── Data entries

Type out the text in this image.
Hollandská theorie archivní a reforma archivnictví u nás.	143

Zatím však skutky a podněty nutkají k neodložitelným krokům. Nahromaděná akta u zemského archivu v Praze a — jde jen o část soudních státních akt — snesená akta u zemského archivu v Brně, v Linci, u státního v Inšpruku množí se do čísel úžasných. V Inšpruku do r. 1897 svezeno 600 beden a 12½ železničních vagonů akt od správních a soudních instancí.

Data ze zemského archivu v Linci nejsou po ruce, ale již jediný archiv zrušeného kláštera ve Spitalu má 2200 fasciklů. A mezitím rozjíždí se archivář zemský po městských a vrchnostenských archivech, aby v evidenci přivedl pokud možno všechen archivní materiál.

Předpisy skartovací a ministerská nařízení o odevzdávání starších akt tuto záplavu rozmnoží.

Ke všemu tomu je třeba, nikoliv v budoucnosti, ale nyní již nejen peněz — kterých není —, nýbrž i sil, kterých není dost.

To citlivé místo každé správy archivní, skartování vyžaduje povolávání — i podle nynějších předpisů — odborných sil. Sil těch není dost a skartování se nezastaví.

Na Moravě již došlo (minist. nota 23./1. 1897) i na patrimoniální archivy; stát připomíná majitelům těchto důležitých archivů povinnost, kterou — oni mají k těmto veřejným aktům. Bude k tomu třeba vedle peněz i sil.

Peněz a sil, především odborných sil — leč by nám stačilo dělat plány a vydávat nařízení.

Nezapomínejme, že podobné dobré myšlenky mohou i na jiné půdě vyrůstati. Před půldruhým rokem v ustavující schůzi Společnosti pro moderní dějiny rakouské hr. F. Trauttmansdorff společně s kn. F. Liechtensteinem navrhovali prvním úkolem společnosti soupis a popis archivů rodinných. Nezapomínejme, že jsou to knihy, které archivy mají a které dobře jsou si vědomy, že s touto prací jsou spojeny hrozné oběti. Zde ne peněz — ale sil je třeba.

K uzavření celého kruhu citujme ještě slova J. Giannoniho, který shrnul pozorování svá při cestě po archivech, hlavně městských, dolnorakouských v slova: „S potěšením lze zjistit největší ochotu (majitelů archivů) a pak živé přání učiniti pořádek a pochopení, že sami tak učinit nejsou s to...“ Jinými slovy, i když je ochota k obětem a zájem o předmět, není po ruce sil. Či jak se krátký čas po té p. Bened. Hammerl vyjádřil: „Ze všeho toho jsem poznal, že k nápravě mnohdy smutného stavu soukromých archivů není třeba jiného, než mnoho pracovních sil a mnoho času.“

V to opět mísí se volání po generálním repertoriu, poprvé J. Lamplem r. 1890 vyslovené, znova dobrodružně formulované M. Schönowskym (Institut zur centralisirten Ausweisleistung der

────

§ **What you will do**:
Transcribe all the entries, keeping each one exactly as it is.

§ **Complete answer**:
Type out the text in this image.
Hollandská theorie archivní a reforma archivnictví u nás.	143

Zatím však skutky a podněty nutkají k neodložitelným krokům. Nahromaděná akta u zemského archivu v Praze a — jde jen o část soudních státních akt — snesená akta u zemského archivu v Brně, v Linci, u státního v Inšpruku množí se do čísel úžasných. V Inšpruku do r. 1897 svezeno 600 beden a 12½ železničních vagonů akt od správních a soudních instancí.

Data ze zemského archivu v Linci nejsou po ruce, ale již jediný archiv zrušeného kláštera ve Spitalu má 2200 fasciklů. A mezitím rozjíždí se archivář zemský po městských a vrchnostenských archivech, aby v evidenci přivedl pokud možno všechen archivní materiál.

Předpisy skartovací a ministerská nařízení o odevzdávání starších akt tuto záplavu rozmnoží.

Ke všemu tomu je třeba, nikoliv v budoucnosti, ale nyní již nejen peněz — kterých není —, nýbrž i sil, kterých není dost.

To citlivé místo každé správy archivní, skartování vyžaduje povolávání — i podle nynějších předpisů — odborných sil. Sil těch není dost a skartování se nezastaví.

Na Moravě již došlo (minist. nota 23./1. 1897) i na patrimoniální archivy; stát připomíná majitelům těchto důležitých archivů povinnost, kterou — oni mají k těmto veřejným aktům. Bude k tomu třeba vedle peněz i sil.

Peněz a sil, především odborných sil — leč by nám stačilo dělat plány a vydávat nařízení.

Nezapomínejme, že podobné dobré myšlenky mohou i na jiné půdě vyrůstati. Před půldruhým rokem v ustavující schůzi Společnosti pro moderní dějiny rakouské hr. F. Trauttmansdorff společně s kn. F. Liechtensteinem navrhovali prvním úkolem společnosti soupis a popis archivů rodinných. Nezapomínejme, že jsou to knihy, které archivy mají a které dobře jsou si vědomy, že s touto prací jsou spojeny hrozné oběti. Zde ne peněz — ale sil je třeba.

K uzavření celého kruhu citujme ještě slova J. Giannoniho, který shrnul pozorování svá při cestě po archivech, hlavně městských, dolnorakouských v slova: „S potěšením lze zjistit největší ochotu (majitelů archivů) a pak živé přání učiniti pořádek a pochopení, že sami tak učinit nejsou s to...“ Jinými slovy, i když je ochota k obětem a zájem o předmět, není po ruce sil. Či jak se krátký čas po té p. Bened. Hammerl vyjádřil: „Ze všeho toho jsem poznal, že k nápravě mnohdy smutného stavu soukromých archivů není třeba jiného, než mnoho pracovních sil a mnoho času.“

V to opět mísí se volání po generálním repertoriu, poprvé J. Lamplem r. 1890 vyslovené, znova dobrodružně formulované M. Schönowskym (Institut zur centralisirten Ausweisleistung der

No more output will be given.